▸ Problem details
Transcribe the entries below exactly.

::: Material to process :::

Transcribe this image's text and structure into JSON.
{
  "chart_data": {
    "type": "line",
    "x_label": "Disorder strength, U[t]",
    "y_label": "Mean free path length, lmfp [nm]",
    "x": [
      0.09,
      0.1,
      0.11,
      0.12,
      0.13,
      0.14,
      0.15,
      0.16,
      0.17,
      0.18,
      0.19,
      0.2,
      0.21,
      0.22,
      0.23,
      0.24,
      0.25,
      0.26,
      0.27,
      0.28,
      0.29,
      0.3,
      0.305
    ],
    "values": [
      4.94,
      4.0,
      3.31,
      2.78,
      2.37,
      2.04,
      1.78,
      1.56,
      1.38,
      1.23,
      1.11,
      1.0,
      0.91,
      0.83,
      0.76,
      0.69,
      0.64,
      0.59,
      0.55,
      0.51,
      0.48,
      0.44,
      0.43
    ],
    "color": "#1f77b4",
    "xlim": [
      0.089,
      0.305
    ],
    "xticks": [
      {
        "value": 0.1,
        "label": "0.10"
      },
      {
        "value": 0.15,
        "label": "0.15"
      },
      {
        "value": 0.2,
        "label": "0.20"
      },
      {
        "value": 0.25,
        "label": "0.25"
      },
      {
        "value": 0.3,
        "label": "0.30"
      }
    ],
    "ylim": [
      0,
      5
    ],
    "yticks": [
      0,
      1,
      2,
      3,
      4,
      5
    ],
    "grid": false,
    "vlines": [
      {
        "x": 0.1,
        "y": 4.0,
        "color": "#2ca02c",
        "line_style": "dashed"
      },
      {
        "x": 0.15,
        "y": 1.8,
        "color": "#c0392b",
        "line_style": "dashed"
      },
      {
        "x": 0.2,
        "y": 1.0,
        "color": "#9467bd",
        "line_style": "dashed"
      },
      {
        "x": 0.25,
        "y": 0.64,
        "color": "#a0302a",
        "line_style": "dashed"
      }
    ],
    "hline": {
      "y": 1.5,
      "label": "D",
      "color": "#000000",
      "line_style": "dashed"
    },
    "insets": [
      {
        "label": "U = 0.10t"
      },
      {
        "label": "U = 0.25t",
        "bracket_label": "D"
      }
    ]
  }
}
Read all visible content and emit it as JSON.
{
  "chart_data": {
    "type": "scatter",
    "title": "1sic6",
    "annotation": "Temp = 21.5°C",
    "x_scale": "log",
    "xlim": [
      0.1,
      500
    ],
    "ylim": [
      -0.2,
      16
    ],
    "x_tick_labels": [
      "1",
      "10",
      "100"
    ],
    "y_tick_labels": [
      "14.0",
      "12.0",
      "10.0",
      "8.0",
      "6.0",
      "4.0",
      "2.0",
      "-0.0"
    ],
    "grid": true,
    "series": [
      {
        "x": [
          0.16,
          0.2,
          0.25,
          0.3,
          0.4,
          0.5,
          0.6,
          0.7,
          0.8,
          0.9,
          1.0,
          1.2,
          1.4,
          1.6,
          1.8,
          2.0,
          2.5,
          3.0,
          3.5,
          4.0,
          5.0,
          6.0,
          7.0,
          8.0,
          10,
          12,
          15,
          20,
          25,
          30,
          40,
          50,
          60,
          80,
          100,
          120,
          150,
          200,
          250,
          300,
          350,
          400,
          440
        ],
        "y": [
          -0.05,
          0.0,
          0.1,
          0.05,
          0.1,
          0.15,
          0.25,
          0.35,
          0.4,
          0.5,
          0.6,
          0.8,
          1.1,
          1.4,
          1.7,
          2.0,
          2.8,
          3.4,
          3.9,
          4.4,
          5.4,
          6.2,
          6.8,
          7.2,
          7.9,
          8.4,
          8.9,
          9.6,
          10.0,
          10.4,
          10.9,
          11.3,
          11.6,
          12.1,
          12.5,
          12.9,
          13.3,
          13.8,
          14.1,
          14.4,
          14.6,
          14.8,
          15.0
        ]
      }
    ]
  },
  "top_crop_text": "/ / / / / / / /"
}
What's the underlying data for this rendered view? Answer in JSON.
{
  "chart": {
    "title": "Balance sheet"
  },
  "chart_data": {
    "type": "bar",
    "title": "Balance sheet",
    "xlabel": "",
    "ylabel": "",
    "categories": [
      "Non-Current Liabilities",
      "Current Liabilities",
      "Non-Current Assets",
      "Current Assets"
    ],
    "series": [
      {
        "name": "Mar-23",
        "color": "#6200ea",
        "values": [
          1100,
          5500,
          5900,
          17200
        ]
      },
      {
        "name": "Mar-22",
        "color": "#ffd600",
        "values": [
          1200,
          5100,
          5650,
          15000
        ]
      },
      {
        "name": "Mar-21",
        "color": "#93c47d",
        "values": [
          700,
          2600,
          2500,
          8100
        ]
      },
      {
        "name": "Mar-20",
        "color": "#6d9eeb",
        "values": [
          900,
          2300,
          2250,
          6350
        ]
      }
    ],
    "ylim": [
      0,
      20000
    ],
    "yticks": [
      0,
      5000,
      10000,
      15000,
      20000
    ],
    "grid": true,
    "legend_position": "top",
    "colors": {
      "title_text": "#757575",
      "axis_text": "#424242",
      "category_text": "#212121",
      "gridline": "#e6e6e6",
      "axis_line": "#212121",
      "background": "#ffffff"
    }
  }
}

:::

▸ Final answer
Transcribe this image's text and structure into JSON.
{
  "chart_data": {
    "type": "line",
    "x_label": "Disorder strength, U[t]",
    "y_label": "Mean free path length, lmfp [nm]",
    "x": [
      0.09,
      0.1,
      0.11,
      0.12,
      0.13,
      0.14,
      0.15,
      0.16,
      0.17,
      0.18,
      0.19,
      0.2,
      0.21,
      0.22,
      0.23,
      0.24,
      0.25,
      0.26,
      0.27,
      0.28,
      0.29,
      0.3,
      0.305
    ],
    "values": [
      4.94,
      4.0,
      3.31,
      2.78,
      2.37,
      2.04,
      1.78,
      1.56,
      1.38,
      1.23,
      1.11,
      1.0,
      0.91,
      0.83,
      0.76,
      0.69,
      0.64,
      0.59,
      0.55,
      0.51,
      0.48,
      0.44,
      0.43
    ],
    "color": "#1f77b4",
    "xlim": [
      0.089,
      0.305
    ],
    "xticks": [
      {
        "value": 0.1,
        "label": "0.10"
      },
      {
        "value": 0.15,
        "label": "0.15"
      },
      {
        "value": 0.2,
        "label": "0.20"
      },
      {
        "value": 0.25,
        "label": "0.25"
      },
      {
        "value": 0.3,
        "label": "0.30"
      }
    ],
    "ylim": [
      0,
      5
    ],
    "yticks": [
      0,
      1,
      2,
      3,
      4,
      5
    ],
    "grid": false,
    "vlines": [
      {
        "x": 0.1,
        "y": 4.0,
        "color": "#2ca02c",
        "line_style": "dashed"
      },
      {
        "x": 0.15,
        "y": 1.8,
        "color": "#c0392b",
        "line_style": "dashed"
      },
      {
        "x": 0.2,
        "y": 1.0,
        "color": "#9467bd",
        "line_style": "dashed"
      },
      {
        "x": 0.25,
        "y": 0.64,
        "color": "#a0302a",
        "line_style": "dashed"
      }
    ],
    "hline": {
      "y": 1.5,
      "label": "D",
      "color": "#000000",
      "line_style": "dashed"
    },
    "insets": [
      {
        "label": "U = 0.10t"
      },
      {
        "label": "U = 0.25t",
        "bracket_label": "D"
      }
    ]
  }
}
Read all visible content and emit it as JSON.
{
  "chart_data": {
    "type": "scatter",
    "title": "1sic6",
    "annotation": "Temp = 21.5°C",
    "x_scale": "log",
    "xlim": [
      0.1,
      500
    ],
    "ylim": [
      -0.2,
      16
    ],
    "x_tick_labels": [
      "1",
      "10",
      "100"
    ],
    "y_tick_labels": [
      "14.0",
      "12.0",
      "10.0",
      "8.0",
      "6.0",
      "4.0",
      "2.0",
      "-0.0"
    ],
    "grid": true,
    "series": [
      {
        "x": [
          0.16,
          0.2,
          0.25,
          0.3,
          0.4,
          0.5,
          0.6,
          0.7,
          0.8,
          0.9,
          1.0,
          1.2,
          1.4,
          1.6,
          1.8,
          2.0,
          2.5,
          3.0,
          3.5,
          4.0,
          5.0,
          6.0,
          7.0,
          8.0,
          10,
          12,
          15,
          20,
          25,
          30,
          40,
          50,
          60,
          80,
          100,
          120,
          150,
          200,
          250,
          300,
          350,
          400,
          440
        ],
        "y": [
          -0.05,
          0.0,
          0.1,
          0.05,
          0.1,
          0.15,
          0.25,
          0.35,
          0.4,
          0.5,
          0.6,
          0.8,
          1.1,
          1.4,
          1.7,
          2.0,
          2.8,
          3.4,
          3.9,
          4.4,
          5.4,
          6.2,
          6.8,
          7.2,
          7.9,
          8.4,
          8.9,
          9.6,
          10.0,
          10.4,
          10.9,
          11.3,
          11.6,
          12.1,
          12.5,
          12.9,
          13.3,
          13.8,
          14.1,
          14.4,
          14.6,
          14.8,
          15.0
        ]
      }
    ]
  },
  "top_crop_text": "/ / / / / / / /"
}
What's the underlying data for this rendered view? Answer in JSON.
{
  "chart": {
    "title": "Balance sheet"
  },
  "chart_data": {
    "type": "bar",
    "title": "Balance sheet",
    "xlabel": "",
    "ylabel": "",
    "categories": [
      "Non-Current Liabilities",
      "Current Liabilities",
      "Non-Current Assets",
      "Current Assets"
    ],
    "series": [
      {
        "name": "Mar-23",
        "color": "#6200ea",
        "values": [
          1100,
          5500,
          5900,
          17200
        ]
      },
      {
        "name": "Mar-22",
        "color": "#ffd600",
        "values": [
          1200,
          5100,
          5650,
          15000
        ]
      },
      {
        "name": "Mar-21",
        "color": "#93c47d",
        "values": [
          700,
          2600,
          2500,
          8100
        ]
      },
      {
        "name": "Mar-20",
        "color": "#6d9eeb",
        "values": [
          900,
          2300,
          2250,
          6350
        ]
      }
    ],
    "ylim": [
      0,
      20000
    ],
    "yticks": [
      0,
      5000,
      10000,
      15000,
      20000
    ],
    "grid": true,
    "legend_position": "top",
    "colors": {
      "title_text": "#757575",
      "axis_text": "#424242",
      "category_text": "#212121",
      "gridline": "#e6e6e6",
      "axis_line": "#212121",
      "background": "#ffffff"
    }
  }
}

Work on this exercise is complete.